§ **EXERCISE INSTRUCTIONS**:
Search the material for "Pertanian" and copy each line in which it is found.

§ **DATA EXCERPTS**:
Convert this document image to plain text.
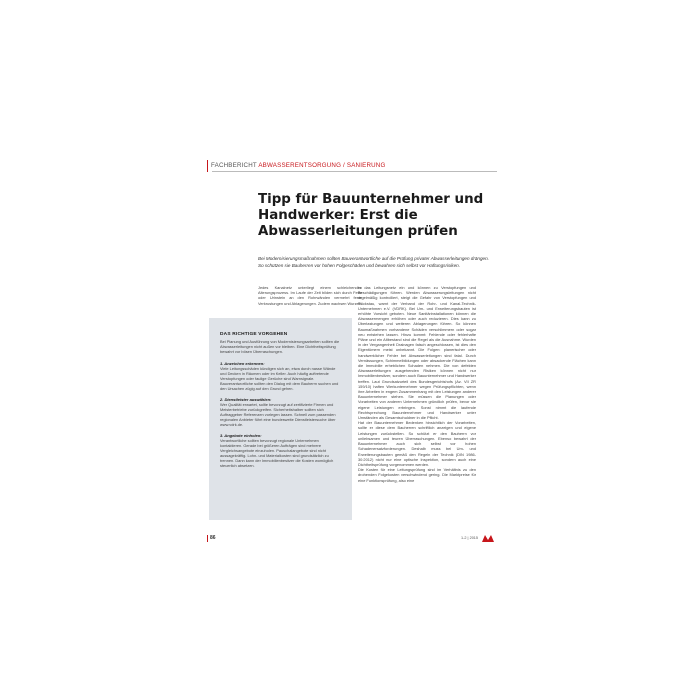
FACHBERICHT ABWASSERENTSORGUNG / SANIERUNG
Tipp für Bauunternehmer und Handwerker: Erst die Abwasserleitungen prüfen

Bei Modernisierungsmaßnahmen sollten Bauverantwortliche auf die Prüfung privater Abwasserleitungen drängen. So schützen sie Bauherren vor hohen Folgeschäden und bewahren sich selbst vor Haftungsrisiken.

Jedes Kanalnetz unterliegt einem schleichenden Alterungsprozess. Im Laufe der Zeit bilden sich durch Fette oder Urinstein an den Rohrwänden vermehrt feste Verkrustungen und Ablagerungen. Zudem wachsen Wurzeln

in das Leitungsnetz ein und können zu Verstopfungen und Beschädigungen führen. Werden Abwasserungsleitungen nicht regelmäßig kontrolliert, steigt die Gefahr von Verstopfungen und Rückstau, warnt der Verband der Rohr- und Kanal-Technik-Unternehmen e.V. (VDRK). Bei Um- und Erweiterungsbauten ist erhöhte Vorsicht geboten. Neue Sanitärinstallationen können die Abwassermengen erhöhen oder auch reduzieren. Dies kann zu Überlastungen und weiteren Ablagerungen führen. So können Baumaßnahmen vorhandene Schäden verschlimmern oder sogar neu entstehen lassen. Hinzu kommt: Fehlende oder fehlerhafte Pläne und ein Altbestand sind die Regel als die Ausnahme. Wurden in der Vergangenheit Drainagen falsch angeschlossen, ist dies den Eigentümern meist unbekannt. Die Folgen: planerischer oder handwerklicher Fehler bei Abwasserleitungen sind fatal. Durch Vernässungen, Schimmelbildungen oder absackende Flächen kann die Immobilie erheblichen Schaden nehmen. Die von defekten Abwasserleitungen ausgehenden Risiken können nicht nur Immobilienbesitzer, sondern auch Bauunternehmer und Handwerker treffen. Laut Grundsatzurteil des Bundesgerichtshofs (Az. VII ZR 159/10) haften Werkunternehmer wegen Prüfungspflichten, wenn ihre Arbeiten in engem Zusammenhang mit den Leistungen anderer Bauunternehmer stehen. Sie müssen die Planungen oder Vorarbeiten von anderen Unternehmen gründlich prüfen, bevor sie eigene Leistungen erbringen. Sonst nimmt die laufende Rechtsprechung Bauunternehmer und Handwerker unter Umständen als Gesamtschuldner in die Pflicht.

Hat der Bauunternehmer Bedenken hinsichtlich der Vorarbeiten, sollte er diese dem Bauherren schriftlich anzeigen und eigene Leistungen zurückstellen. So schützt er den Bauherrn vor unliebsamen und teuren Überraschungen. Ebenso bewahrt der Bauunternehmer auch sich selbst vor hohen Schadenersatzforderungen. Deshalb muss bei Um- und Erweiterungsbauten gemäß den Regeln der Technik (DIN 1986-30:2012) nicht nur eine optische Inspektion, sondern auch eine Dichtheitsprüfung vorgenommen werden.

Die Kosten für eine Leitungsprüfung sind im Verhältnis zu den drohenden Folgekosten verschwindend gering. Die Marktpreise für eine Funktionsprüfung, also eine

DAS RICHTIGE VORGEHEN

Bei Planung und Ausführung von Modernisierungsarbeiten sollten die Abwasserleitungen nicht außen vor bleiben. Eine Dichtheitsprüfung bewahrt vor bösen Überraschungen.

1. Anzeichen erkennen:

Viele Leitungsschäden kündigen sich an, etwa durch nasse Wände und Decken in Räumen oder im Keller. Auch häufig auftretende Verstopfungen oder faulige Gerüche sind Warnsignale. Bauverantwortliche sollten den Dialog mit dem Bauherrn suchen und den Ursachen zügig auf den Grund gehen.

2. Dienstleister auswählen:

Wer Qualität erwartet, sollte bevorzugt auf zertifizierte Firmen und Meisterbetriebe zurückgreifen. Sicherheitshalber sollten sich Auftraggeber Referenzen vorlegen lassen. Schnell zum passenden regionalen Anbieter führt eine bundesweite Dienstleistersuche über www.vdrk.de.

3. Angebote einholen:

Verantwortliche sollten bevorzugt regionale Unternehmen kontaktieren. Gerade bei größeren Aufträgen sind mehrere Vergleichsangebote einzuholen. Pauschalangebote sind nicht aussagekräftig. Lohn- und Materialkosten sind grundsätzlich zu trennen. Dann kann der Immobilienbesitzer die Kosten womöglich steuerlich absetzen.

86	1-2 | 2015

...

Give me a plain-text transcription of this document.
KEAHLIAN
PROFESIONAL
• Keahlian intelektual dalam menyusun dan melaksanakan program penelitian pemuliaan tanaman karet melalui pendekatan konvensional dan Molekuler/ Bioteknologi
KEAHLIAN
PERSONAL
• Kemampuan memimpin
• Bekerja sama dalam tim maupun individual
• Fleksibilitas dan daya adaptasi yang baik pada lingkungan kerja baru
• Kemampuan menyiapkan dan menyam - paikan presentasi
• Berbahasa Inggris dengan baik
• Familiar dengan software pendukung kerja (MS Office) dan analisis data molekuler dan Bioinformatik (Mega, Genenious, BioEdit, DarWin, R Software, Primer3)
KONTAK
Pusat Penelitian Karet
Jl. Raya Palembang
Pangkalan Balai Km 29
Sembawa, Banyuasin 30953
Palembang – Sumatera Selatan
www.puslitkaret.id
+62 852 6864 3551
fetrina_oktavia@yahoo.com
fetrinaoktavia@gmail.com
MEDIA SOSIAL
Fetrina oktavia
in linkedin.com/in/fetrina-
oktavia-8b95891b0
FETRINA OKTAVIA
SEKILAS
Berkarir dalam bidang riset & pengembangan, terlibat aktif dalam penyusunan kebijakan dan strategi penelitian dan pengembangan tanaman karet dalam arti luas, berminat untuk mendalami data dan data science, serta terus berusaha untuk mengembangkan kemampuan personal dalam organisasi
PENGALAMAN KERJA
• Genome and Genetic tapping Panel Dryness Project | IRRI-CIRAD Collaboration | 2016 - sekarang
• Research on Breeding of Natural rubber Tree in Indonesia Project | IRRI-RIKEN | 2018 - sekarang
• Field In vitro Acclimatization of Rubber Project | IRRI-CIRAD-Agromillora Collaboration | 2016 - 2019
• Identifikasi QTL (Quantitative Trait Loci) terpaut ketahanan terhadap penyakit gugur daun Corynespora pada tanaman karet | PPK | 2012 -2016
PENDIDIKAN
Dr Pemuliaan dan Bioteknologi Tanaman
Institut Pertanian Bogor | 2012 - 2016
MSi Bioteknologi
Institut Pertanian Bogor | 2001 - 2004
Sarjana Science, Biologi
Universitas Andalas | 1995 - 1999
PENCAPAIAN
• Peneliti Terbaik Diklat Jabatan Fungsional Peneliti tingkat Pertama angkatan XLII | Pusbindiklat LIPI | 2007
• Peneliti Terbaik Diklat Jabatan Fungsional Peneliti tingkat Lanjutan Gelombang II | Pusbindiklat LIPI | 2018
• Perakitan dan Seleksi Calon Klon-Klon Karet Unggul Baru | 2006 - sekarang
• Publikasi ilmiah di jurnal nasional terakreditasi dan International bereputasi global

§ **OUTPUT**:
Institut Pertanian Bogor | 2012 - 2016
Institut Pertanian Bogor | 2001 - 2004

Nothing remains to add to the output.